Dataset extract:
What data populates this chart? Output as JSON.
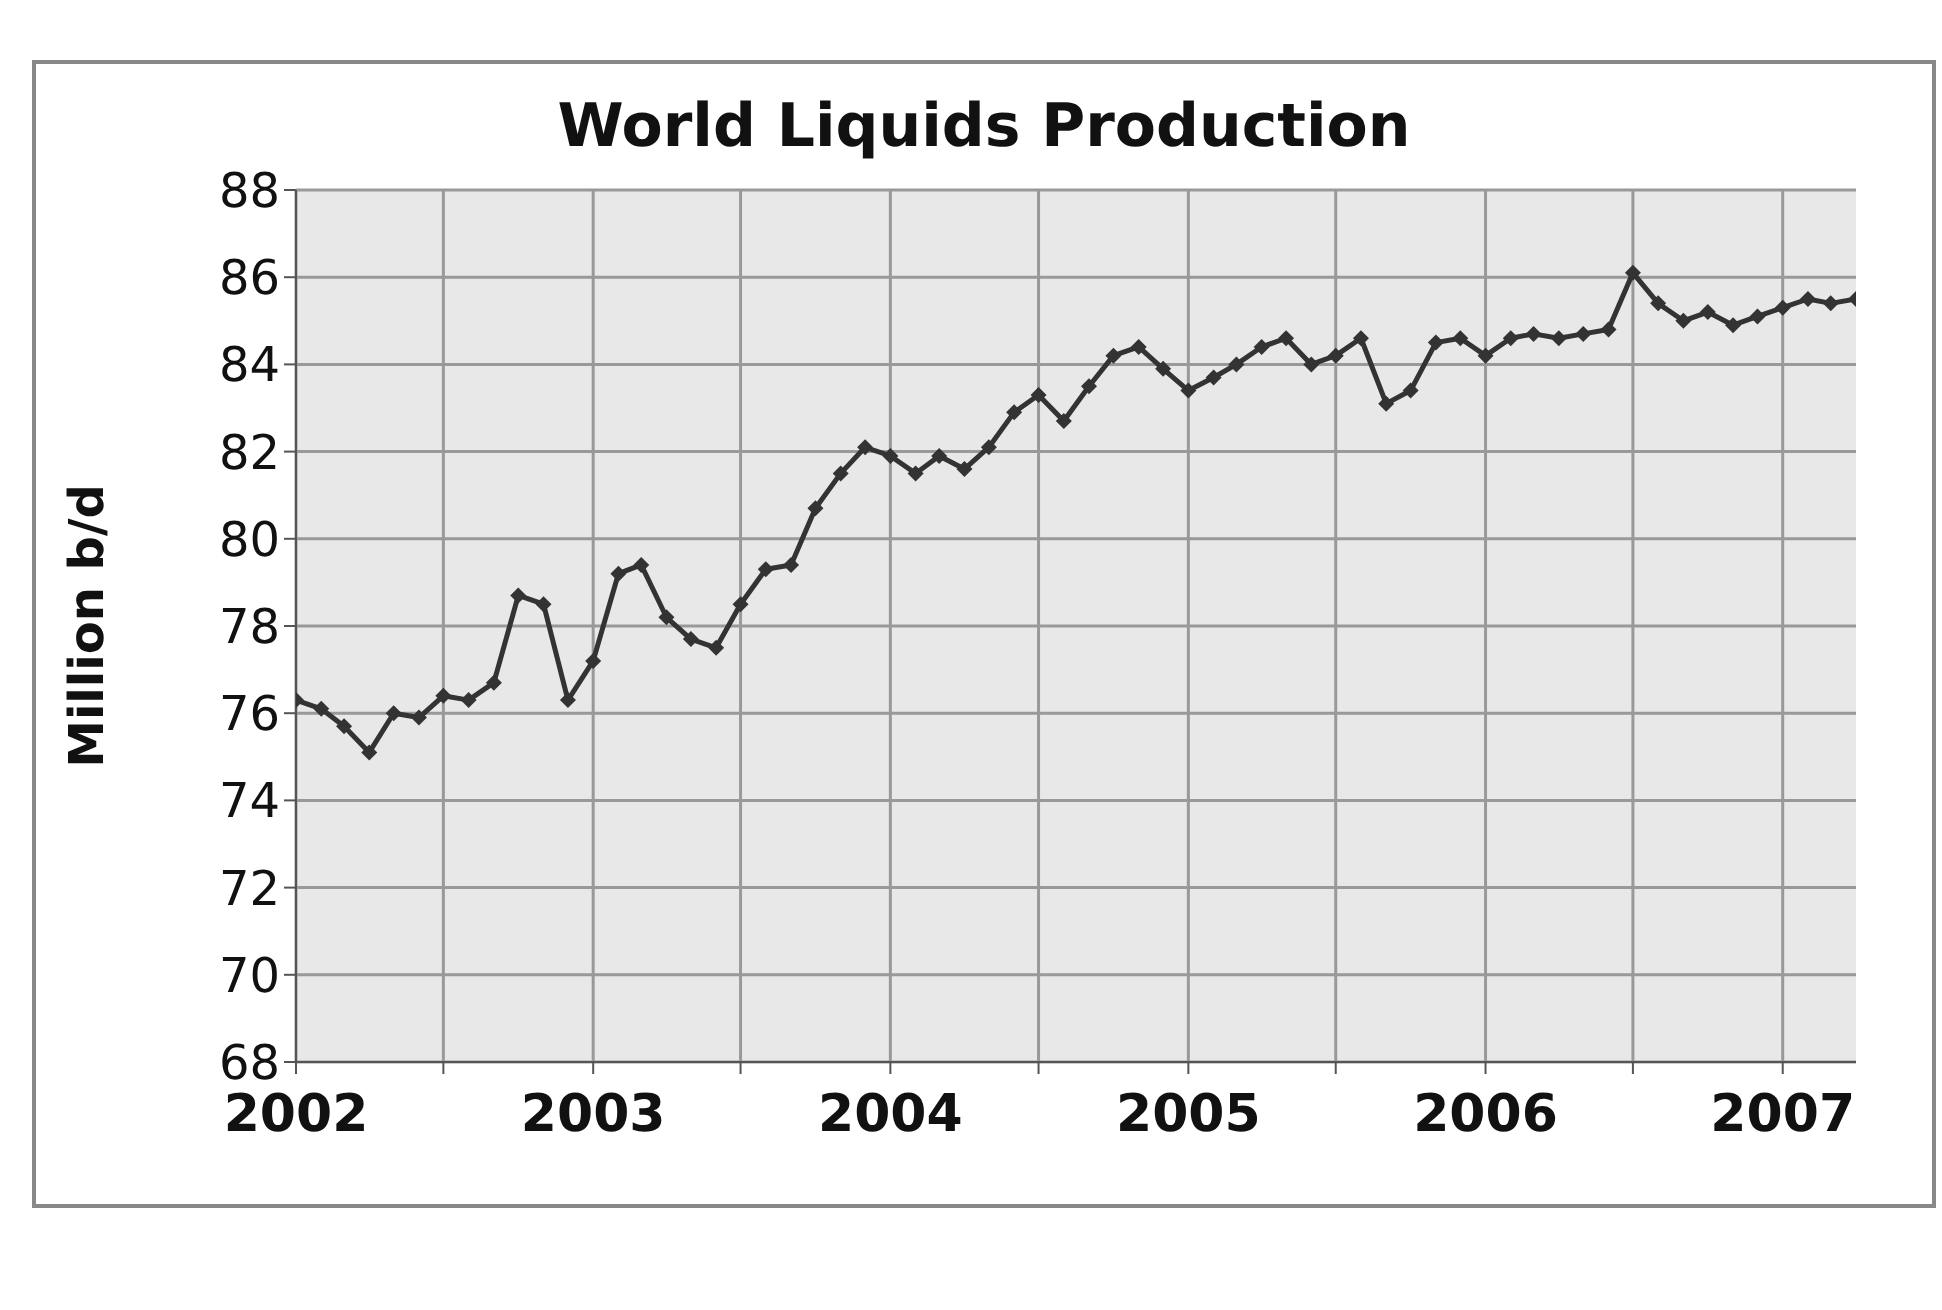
{
  "chart_data": {
    "type": "line",
    "title": "World Liquids Production",
    "ylabel": "Million b/d",
    "x": [
      "2002-01",
      "2002-02",
      "2002-03",
      "2002-04",
      "2002-05",
      "2002-06",
      "2002-07",
      "2002-08",
      "2002-09",
      "2002-10",
      "2002-11",
      "2002-12",
      "2003-01",
      "2003-02",
      "2003-03",
      "2003-04",
      "2003-05",
      "2003-06",
      "2003-07",
      "2003-08",
      "2003-09",
      "2003-10",
      "2003-11",
      "2003-12",
      "2004-01",
      "2004-02",
      "2004-03",
      "2004-04",
      "2004-05",
      "2004-06",
      "2004-07",
      "2004-08",
      "2004-09",
      "2004-10",
      "2004-11",
      "2004-12",
      "2005-01",
      "2005-02",
      "2005-03",
      "2005-04",
      "2005-05",
      "2005-06",
      "2005-07",
      "2005-08",
      "2005-09",
      "2005-10",
      "2005-11",
      "2005-12",
      "2006-01",
      "2006-02",
      "2006-03",
      "2006-04",
      "2006-05",
      "2006-06",
      "2006-07",
      "2006-08",
      "2006-09",
      "2006-10",
      "2006-11",
      "2006-12",
      "2007-01",
      "2007-02",
      "2007-03",
      "2007-04"
    ],
    "series": [
      {
        "color": "#333333",
        "values": [
          76.3,
          76.1,
          75.7,
          75.1,
          76.0,
          75.9,
          76.4,
          76.3,
          76.7,
          78.7,
          78.5,
          76.3,
          77.2,
          79.2,
          79.4,
          78.2,
          77.7,
          77.5,
          78.5,
          79.3,
          79.4,
          80.7,
          81.5,
          82.1,
          81.9,
          81.5,
          81.9,
          81.6,
          82.1,
          82.9,
          83.3,
          82.7,
          83.5,
          84.2,
          84.4,
          83.9,
          83.4,
          83.7,
          84.0,
          84.4,
          84.6,
          84.0,
          84.2,
          84.6,
          83.1,
          83.4,
          84.5,
          84.6,
          84.2,
          84.6,
          84.7,
          84.6,
          84.7,
          84.8,
          86.1,
          85.4,
          85.0,
          85.2,
          84.9,
          85.1,
          85.3,
          85.5,
          85.4,
          85.5
        ]
      }
    ],
    "xlim": [
      "2002-01",
      "2007-04"
    ],
    "xticks": [
      "2002",
      {
        "value": "2002-07",
        "label": null
      },
      "2003",
      {
        "value": "2003-07",
        "label": null
      },
      "2004",
      {
        "value": "2004-07",
        "label": null
      },
      "2005",
      {
        "value": "2005-07",
        "label": null
      },
      "2006",
      {
        "value": "2006-07",
        "label": null
      },
      "2007"
    ],
    "ylim": [
      68,
      88
    ],
    "yticks": [
      68,
      70,
      72,
      74,
      76,
      78,
      80,
      82,
      84,
      86,
      88
    ],
    "grid": true,
    "marker": "diamond",
    "line_style": "solid"
  }
}
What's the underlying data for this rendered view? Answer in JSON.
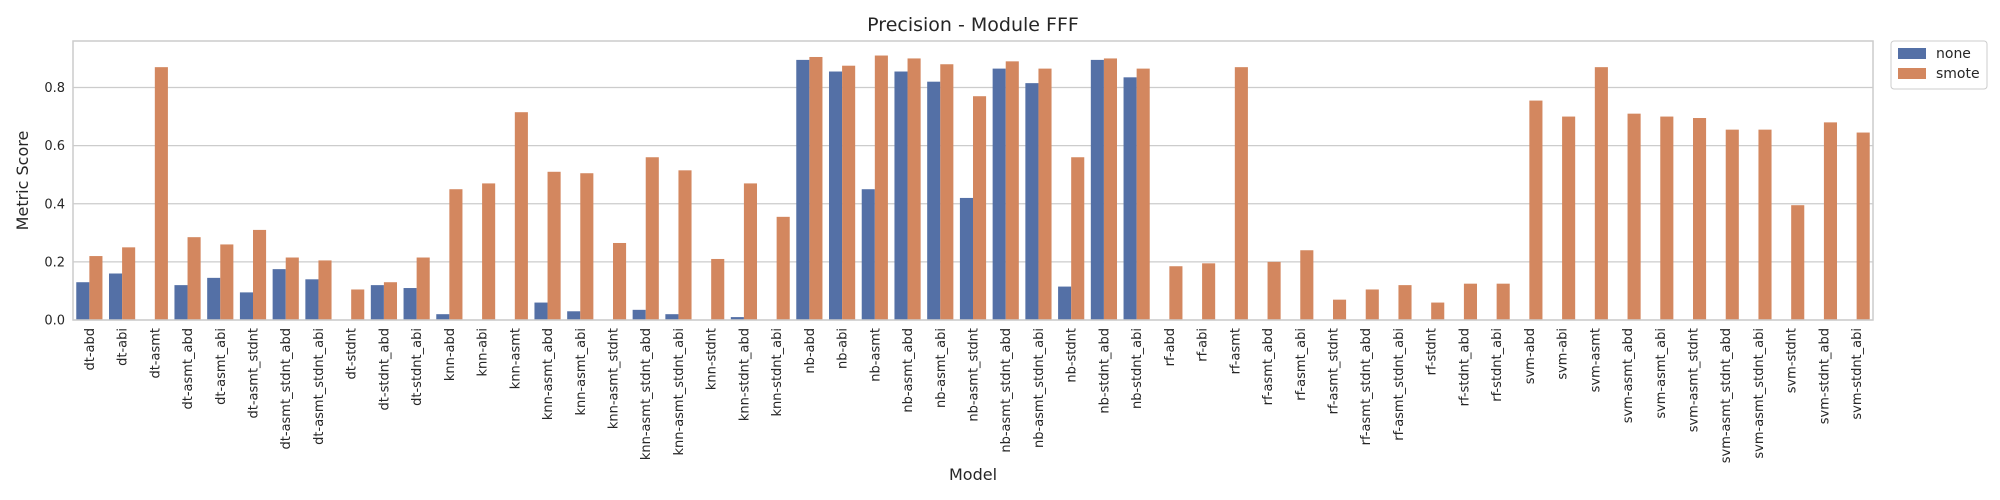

To do: Write out the entries above verbatim; the pictures do not belong in your copy.

Answer for this exercise:
What data populates this chart? Output as JSON.
{
  "chart_data": {
    "type": "line",
    "title": "World Liquids Production",
    "ylabel": "Million b/d",
    "x": [
      "2002-01",
      "2002-02",
      "2002-03",
      "2002-04",
      "2002-05",
      "2002-06",
      "2002-07",
      "2002-08",
      "2002-09",
      "2002-10",
      "2002-11",
      "2002-12",
      "2003-01",
      "2003-02",
      "2003-03",
      "2003-04",
      "2003-05",
      "2003-06",
      "2003-07",
      "2003-08",
      "2003-09",
      "2003-10",
      "2003-11",
      "2003-12",
      "2004-01",
      "2004-02",
      "2004-03",
      "2004-04",
      "2004-05",
      "2004-06",
      "2004-07",
      "2004-08",
      "2004-09",
      "2004-10",
      "2004-11",
      "2004-12",
      "2005-01",
      "2005-02",
      "2005-03",
      "2005-04",
      "2005-05",
      "2005-06",
      "2005-07",
      "2005-08",
      "2005-09",
      "2005-10",
      "2005-11",
      "2005-12",
      "2006-01",
      "2006-02",
      "2006-03",
      "2006-04",
      "2006-05",
      "2006-06",
      "2006-07",
      "2006-08",
      "2006-09",
      "2006-10",
      "2006-11",
      "2006-12",
      "2007-01",
      "2007-02",
      "2007-03",
      "2007-04"
    ],
    "series": [
      {
        "color": "#333333",
        "values": [
          76.3,
          76.1,
          75.7,
          75.1,
          76.0,
          75.9,
          76.4,
          76.3,
          76.7,
          78.7,
          78.5,
          76.3,
          77.2,
          79.2,
          79.4,
          78.2,
          77.7,
          77.5,
          78.5,
          79.3,
          79.4,
          80.7,
          81.5,
          82.1,
          81.9,
          81.5,
          81.9,
          81.6,
          82.1,
          82.9,
          83.3,
          82.7,
          83.5,
          84.2,
          84.4,
          83.9,
          83.4,
          83.7,
          84.0,
          84.4,
          84.6,
          84.0,
          84.2,
          84.6,
          83.1,
          83.4,
          84.5,
          84.6,
          84.2,
          84.6,
          84.7,
          84.6,
          84.7,
          84.8,
          86.1,
          85.4,
          85.0,
          85.2,
          84.9,
          85.1,
          85.3,
          85.5,
          85.4,
          85.5
        ]
      }
    ],
    "xlim": [
      "2002-01",
      "2007-04"
    ],
    "xticks": [
      "2002",
      {
        "value": "2002-07",
        "label": null
      },
      "2003",
      {
        "value": "2003-07",
        "label": null
      },
      "2004",
      {
        "value": "2004-07",
        "label": null
      },
      "2005",
      {
        "value": "2005-07",
        "label": null
      },
      "2006",
      {
        "value": "2006-07",
        "label": null
      },
      "2007"
    ],
    "ylim": [
      68,
      88
    ],
    "yticks": [
      68,
      70,
      72,
      74,
      76,
      78,
      80,
      82,
      84,
      86,
      88
    ],
    "grid": true,
    "marker": "diamond",
    "line_style": "solid"
  }
}
What's the underlying data for this rendered view? Answer in JSON.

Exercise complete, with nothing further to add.